Required task |
Reproduce every entry exactly as shown.

Data excerpts |
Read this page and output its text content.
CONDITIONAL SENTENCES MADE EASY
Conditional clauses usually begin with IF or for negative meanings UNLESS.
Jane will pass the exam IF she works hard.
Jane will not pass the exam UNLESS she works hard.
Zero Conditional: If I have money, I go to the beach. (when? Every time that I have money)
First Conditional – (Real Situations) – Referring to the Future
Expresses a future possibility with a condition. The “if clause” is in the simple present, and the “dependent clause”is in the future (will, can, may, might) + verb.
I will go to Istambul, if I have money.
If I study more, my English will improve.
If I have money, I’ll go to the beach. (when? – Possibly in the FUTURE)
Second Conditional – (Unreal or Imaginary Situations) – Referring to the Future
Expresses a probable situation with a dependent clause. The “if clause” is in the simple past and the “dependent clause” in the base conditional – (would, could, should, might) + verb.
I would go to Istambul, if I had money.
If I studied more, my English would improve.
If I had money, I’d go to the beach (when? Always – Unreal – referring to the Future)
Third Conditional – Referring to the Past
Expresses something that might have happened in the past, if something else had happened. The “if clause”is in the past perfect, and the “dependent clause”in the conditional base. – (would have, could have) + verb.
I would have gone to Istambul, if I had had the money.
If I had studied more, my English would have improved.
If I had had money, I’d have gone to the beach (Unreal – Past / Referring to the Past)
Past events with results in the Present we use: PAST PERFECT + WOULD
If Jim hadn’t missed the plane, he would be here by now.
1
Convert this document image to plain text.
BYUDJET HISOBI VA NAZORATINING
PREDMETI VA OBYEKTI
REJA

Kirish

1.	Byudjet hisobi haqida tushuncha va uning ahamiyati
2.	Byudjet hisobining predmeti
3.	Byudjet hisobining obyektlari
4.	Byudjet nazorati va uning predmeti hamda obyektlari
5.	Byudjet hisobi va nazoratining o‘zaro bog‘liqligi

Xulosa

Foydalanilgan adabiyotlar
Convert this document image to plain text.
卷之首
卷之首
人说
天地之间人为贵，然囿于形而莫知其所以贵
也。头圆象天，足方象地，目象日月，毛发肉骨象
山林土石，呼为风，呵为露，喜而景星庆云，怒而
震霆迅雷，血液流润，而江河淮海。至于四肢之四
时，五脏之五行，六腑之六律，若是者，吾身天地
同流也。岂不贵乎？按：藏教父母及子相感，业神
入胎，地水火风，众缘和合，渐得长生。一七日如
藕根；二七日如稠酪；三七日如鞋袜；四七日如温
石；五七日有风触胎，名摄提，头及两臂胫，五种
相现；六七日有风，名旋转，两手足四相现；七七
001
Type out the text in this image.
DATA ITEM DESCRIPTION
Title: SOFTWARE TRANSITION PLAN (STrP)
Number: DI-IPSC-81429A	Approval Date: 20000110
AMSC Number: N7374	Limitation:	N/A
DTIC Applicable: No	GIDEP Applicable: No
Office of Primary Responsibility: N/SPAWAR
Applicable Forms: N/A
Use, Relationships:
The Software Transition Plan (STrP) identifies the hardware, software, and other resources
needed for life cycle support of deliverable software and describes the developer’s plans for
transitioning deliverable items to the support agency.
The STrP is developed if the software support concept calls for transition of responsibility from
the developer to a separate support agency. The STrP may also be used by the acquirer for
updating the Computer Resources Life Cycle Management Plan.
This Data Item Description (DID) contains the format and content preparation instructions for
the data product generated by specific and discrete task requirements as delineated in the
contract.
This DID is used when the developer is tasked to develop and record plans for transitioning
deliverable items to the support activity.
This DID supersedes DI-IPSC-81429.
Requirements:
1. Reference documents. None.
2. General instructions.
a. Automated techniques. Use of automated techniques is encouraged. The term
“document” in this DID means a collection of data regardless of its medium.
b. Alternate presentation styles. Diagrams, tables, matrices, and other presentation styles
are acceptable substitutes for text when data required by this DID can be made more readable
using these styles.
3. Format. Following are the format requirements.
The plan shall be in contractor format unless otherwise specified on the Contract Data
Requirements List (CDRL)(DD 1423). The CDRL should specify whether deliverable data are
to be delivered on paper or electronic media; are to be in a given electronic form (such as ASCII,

In response |
Read this page and output its text content.
CONDITIONAL SENTENCES MADE EASY
Conditional clauses usually begin with IF or for negative meanings UNLESS.
Jane will pass the exam IF she works hard.
Jane will not pass the exam UNLESS she works hard.
Zero Conditional: If I have money, I go to the beach. (when? Every time that I have money)
First Conditional – (Real Situations) – Referring to the Future
Expresses a future possibility with a condition. The “if clause” is in the simple present, and the “dependent clause”is in the future (will, can, may, might) + verb.
I will go to Istambul, if I have money.
If I study more, my English will improve.
If I have money, I’ll go to the beach. (when? – Possibly in the FUTURE)
Second Conditional – (Unreal or Imaginary Situations) – Referring to the Future
Expresses a probable situation with a dependent clause. The “if clause” is in the simple past and the “dependent clause” in the base conditional – (would, could, should, might) + verb.
I would go to Istambul, if I had money.
If I studied more, my English would improve.
If I had money, I’d go to the beach (when? Always – Unreal – referring to the Future)
Third Conditional – Referring to the Past
Expresses something that might have happened in the past, if something else had happened. The “if clause”is in the past perfect, and the “dependent clause”in the conditional base. – (would have, could have) + verb.
I would have gone to Istambul, if I had had the money.
If I had studied more, my English would have improved.
If I had had money, I’d have gone to the beach (Unreal – Past / Referring to the Past)
Past events with results in the Present we use: PAST PERFECT + WOULD
If Jim hadn’t missed the plane, he would be here by now.
1
Convert this document image to plain text.
BYUDJET HISOBI VA NAZORATINING
PREDMETI VA OBYEKTI
REJA

Kirish

1.	Byudjet hisobi haqida tushuncha va uning ahamiyati
2.	Byudjet hisobining predmeti
3.	Byudjet hisobining obyektlari
4.	Byudjet nazorati va uning predmeti hamda obyektlari
5.	Byudjet hisobi va nazoratining o‘zaro bog‘liqligi

Xulosa

Foydalanilgan adabiyotlar
Convert this document image to plain text.
卷之首
卷之首
人说
天地之间人为贵，然囿于形而莫知其所以贵
也。头圆象天，足方象地，目象日月，毛发肉骨象
山林土石，呼为风，呵为露，喜而景星庆云，怒而
震霆迅雷，血液流润，而江河淮海。至于四肢之四
时，五脏之五行，六腑之六律，若是者，吾身天地
同流也。岂不贵乎？按：藏教父母及子相感，业神
入胎，地水火风，众缘和合，渐得长生。一七日如
藕根；二七日如稠酪；三七日如鞋袜；四七日如温
石；五七日有风触胎，名摄提，头及两臂胫，五种
相现；六七日有风，名旋转，两手足四相现；七七
001
Type out the text in this image.
DATA ITEM DESCRIPTION
Title: SOFTWARE TRANSITION PLAN (STrP)
Number: DI-IPSC-81429A	Approval Date: 20000110
AMSC Number: N7374	Limitation:	N/A
DTIC Applicable: No	GIDEP Applicable: No
Office of Primary Responsibility: N/SPAWAR
Applicable Forms: N/A
Use, Relationships:
The Software Transition Plan (STrP) identifies the hardware, software, and other resources
needed for life cycle support of deliverable software and describes the developer’s plans for
transitioning deliverable items to the support agency.
The STrP is developed if the software support concept calls for transition of responsibility from
the developer to a separate support agency. The STrP may also be used by the acquirer for
updating the Computer Resources Life Cycle Management Plan.
This Data Item Description (DID) contains the format and content preparation instructions for
the data product generated by specific and discrete task requirements as delineated in the
contract.
This DID is used when the developer is tasked to develop and record plans for transitioning
deliverable items to the support activity.
This DID supersedes DI-IPSC-81429.
Requirements:
1. Reference documents. None.
2. General instructions.
a. Automated techniques. Use of automated techniques is encouraged. The term
“document” in this DID means a collection of data regardless of its medium.
b. Alternate presentation styles. Diagrams, tables, matrices, and other presentation styles
are acceptable substitutes for text when data required by this DID can be made more readable
using these styles.
3. Format. Following are the format requirements.
The plan shall be in contractor format unless otherwise specified on the Contract Data
Requirements List (CDRL)(DD 1423). The CDRL should specify whether deliverable data are
to be delivered on paper or electronic media; are to be in a given electronic form (such as ASCII,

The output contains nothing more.